**Task objective**. Scan the entries below and extract each line with the word "right" in it.

**Figure dataset records**.
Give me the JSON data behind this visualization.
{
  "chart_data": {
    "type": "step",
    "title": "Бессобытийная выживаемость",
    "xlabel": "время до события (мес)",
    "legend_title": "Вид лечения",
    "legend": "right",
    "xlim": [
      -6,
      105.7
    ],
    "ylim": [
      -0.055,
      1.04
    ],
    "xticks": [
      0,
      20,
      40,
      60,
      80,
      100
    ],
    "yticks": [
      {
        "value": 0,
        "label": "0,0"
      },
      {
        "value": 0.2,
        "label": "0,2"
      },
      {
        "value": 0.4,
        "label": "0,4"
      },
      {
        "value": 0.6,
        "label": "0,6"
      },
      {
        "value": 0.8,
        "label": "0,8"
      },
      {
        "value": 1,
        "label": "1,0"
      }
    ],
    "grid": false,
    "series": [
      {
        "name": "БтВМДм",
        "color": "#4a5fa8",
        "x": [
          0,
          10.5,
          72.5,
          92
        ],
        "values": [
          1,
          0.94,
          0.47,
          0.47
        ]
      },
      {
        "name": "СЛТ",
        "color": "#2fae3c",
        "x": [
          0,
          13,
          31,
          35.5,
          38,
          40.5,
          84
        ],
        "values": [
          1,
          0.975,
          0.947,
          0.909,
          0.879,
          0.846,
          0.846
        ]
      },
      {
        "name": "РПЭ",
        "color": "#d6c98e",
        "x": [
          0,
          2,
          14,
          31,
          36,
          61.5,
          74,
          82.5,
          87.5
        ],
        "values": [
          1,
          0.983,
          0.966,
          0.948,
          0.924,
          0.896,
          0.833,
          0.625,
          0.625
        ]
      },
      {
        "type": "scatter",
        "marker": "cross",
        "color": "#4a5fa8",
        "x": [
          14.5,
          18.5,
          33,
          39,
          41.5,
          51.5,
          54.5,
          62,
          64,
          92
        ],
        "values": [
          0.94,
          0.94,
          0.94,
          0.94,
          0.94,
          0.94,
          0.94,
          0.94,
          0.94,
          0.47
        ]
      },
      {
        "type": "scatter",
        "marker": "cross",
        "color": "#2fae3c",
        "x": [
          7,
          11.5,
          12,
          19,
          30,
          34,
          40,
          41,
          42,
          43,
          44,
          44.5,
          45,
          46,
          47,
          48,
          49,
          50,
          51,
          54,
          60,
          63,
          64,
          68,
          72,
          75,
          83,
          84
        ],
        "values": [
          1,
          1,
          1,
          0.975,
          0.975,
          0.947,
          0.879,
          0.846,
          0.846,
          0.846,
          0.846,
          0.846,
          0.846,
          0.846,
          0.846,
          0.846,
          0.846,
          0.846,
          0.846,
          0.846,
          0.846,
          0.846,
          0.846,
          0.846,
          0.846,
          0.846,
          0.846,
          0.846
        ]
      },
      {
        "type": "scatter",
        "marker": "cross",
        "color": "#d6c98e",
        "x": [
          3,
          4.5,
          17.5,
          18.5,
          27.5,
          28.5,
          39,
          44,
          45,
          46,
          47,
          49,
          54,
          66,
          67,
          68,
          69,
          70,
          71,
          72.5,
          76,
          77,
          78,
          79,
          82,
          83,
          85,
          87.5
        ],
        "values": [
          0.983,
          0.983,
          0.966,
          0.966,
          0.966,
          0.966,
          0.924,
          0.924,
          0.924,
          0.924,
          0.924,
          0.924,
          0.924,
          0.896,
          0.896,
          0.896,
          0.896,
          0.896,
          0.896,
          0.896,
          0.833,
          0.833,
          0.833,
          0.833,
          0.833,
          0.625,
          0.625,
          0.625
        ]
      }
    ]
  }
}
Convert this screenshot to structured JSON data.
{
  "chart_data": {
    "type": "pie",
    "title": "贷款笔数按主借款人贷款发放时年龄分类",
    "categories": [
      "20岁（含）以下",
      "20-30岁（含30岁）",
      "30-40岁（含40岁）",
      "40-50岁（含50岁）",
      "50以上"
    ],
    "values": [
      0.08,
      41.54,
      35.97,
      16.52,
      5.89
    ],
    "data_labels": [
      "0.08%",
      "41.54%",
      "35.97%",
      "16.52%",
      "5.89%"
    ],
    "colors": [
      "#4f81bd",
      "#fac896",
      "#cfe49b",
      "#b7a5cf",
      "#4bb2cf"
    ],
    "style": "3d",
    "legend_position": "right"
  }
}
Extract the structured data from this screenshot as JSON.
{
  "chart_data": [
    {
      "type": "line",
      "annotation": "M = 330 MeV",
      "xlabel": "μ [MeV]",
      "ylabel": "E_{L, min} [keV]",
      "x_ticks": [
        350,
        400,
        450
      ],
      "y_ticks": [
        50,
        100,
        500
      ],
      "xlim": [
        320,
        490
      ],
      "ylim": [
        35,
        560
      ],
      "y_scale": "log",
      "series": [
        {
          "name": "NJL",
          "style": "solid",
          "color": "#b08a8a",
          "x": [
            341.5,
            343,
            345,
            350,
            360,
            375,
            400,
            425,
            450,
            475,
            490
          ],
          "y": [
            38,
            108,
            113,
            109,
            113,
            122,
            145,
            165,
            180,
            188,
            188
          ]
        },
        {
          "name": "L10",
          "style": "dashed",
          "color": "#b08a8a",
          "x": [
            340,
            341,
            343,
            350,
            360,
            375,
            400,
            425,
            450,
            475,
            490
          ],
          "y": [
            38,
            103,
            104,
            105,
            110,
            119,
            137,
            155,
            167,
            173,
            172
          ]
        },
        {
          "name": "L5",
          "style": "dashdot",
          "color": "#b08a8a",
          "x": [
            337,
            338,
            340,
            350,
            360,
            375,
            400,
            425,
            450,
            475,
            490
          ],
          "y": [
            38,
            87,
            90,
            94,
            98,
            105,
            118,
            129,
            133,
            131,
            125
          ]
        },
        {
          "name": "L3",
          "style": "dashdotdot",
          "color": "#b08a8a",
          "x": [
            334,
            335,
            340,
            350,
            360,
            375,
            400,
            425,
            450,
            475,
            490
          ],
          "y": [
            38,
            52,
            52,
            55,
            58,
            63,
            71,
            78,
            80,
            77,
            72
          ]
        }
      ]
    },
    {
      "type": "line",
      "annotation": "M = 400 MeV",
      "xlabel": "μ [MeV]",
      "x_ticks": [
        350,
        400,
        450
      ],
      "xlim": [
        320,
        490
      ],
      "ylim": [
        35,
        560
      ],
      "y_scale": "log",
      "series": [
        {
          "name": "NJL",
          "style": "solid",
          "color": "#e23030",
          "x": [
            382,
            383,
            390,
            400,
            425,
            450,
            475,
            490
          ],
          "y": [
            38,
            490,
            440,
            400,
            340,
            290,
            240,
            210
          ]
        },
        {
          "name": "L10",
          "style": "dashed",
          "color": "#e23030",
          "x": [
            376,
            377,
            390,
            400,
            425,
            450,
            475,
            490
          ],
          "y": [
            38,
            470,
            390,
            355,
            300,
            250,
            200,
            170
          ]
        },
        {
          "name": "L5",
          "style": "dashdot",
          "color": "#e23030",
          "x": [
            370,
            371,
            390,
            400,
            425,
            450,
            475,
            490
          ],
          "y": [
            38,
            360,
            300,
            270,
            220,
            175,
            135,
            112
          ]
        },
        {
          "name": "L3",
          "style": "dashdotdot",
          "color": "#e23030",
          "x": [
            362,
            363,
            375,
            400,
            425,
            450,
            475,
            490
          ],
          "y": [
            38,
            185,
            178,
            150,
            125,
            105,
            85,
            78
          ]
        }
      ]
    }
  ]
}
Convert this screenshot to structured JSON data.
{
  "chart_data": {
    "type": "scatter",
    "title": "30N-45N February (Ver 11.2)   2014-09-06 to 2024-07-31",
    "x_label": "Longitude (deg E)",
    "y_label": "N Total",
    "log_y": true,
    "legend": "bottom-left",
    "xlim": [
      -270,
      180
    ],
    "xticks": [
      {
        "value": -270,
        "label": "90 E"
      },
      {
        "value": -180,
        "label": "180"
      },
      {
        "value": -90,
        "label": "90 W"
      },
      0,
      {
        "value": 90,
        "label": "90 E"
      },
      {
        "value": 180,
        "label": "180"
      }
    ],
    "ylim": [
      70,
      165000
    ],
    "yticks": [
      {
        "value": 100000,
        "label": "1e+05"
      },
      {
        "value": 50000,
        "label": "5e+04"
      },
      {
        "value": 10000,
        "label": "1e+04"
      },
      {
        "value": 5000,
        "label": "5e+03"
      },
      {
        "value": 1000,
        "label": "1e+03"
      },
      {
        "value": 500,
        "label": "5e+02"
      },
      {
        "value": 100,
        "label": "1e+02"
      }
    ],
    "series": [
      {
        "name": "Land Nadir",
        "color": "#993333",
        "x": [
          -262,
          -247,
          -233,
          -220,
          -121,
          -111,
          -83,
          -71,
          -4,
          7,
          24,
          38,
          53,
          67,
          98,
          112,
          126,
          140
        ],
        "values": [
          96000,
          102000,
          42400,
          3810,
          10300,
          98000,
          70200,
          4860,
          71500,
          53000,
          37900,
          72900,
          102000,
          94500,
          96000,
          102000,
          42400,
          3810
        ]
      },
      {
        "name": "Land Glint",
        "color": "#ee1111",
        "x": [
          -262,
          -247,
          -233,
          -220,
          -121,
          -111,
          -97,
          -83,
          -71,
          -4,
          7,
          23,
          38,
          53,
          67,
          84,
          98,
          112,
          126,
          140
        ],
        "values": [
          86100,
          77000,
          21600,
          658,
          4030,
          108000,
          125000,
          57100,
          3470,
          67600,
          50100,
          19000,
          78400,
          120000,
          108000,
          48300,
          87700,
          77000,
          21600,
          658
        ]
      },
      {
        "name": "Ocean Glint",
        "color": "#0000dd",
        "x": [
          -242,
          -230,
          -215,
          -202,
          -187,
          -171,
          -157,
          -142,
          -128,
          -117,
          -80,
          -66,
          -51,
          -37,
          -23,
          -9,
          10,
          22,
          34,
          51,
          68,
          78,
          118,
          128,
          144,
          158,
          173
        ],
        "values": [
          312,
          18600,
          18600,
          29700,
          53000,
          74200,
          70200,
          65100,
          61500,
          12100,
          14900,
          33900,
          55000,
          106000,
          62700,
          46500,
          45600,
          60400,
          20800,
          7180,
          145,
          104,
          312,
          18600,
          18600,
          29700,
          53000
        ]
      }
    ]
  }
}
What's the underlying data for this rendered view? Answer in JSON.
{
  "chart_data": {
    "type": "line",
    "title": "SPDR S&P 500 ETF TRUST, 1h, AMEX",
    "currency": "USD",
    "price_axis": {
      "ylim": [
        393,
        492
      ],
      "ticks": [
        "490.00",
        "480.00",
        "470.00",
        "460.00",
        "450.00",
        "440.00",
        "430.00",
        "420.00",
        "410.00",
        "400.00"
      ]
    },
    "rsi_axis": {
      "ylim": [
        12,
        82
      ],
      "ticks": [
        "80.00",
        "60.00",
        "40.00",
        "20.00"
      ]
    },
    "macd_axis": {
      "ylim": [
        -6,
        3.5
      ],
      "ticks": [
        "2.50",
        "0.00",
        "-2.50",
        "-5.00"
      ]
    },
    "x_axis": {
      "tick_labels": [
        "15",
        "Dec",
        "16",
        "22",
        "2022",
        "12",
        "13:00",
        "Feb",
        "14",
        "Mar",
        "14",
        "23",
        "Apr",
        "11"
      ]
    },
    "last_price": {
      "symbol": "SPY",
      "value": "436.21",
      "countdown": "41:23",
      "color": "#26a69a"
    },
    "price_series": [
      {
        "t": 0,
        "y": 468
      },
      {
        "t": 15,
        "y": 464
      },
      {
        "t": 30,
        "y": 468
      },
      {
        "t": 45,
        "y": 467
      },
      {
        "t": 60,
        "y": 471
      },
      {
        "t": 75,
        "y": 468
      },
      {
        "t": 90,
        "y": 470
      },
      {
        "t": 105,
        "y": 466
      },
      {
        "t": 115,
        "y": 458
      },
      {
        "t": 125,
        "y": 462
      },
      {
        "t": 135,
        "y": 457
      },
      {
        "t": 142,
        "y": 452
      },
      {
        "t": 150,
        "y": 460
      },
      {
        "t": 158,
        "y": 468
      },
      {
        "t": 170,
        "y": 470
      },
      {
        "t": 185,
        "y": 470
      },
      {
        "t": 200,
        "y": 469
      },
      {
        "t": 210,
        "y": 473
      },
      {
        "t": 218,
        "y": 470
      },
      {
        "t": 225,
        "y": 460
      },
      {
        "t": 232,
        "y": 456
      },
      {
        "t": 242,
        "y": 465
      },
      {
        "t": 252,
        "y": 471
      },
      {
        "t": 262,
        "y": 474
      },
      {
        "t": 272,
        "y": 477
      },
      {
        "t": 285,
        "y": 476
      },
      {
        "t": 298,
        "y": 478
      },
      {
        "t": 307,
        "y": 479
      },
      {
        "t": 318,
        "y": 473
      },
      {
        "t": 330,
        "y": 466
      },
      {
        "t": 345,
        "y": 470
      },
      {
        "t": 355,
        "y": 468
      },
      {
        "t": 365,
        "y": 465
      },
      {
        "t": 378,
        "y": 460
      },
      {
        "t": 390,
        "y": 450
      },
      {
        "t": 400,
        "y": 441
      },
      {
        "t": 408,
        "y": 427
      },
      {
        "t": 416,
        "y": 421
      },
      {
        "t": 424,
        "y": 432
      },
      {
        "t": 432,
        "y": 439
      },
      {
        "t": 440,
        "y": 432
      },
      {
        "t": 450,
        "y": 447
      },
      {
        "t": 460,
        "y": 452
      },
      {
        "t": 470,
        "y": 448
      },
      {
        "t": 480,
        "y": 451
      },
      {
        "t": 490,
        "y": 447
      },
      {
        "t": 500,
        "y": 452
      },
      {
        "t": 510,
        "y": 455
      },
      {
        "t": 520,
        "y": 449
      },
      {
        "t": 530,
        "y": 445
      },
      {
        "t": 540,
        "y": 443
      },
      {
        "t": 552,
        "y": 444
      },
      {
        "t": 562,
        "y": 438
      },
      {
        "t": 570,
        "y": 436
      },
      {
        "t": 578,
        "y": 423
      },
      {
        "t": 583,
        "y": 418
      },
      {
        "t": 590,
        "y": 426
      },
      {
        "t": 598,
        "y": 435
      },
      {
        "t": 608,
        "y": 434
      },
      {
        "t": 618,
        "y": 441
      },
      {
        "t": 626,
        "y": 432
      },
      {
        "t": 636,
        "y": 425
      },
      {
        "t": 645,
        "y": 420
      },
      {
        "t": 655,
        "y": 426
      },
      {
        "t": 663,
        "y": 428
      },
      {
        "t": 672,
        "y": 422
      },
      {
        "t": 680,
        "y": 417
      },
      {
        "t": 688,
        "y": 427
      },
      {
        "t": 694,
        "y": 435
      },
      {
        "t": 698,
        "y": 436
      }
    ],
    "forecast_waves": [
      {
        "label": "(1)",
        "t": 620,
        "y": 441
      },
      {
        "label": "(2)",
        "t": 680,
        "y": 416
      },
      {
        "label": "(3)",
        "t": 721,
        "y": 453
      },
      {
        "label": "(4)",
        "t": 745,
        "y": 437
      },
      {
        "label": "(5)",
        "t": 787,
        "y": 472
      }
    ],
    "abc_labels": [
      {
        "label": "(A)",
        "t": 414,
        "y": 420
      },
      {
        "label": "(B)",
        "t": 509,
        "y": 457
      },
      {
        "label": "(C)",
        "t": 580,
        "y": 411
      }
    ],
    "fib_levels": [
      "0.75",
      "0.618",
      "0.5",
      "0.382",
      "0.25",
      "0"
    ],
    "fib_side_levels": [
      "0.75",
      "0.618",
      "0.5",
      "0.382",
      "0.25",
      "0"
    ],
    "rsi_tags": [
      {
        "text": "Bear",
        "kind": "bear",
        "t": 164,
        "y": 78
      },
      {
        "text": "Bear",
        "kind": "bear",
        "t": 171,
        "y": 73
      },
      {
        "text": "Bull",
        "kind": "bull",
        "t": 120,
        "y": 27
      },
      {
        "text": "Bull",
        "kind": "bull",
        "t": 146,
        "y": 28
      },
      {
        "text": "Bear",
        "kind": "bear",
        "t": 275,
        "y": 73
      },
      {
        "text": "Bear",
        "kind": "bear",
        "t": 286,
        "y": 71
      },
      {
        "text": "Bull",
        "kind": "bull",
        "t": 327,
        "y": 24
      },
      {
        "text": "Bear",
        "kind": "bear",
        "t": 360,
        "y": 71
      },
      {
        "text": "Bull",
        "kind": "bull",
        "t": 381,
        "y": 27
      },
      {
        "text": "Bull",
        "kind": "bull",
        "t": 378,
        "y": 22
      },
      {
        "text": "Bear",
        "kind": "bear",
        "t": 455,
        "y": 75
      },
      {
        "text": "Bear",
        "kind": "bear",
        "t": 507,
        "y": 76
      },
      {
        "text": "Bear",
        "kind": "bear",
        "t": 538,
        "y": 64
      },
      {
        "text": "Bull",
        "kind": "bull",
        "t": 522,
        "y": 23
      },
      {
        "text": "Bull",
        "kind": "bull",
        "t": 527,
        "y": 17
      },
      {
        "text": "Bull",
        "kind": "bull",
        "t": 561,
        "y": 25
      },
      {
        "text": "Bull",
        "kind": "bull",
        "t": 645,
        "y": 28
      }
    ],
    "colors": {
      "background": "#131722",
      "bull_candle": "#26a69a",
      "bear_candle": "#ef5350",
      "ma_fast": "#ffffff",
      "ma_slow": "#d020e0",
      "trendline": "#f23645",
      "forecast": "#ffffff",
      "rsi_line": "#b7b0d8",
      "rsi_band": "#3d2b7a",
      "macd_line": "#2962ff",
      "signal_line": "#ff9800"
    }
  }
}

**Exercise answer**.
    "legend": "right",
    "legend_position": "right"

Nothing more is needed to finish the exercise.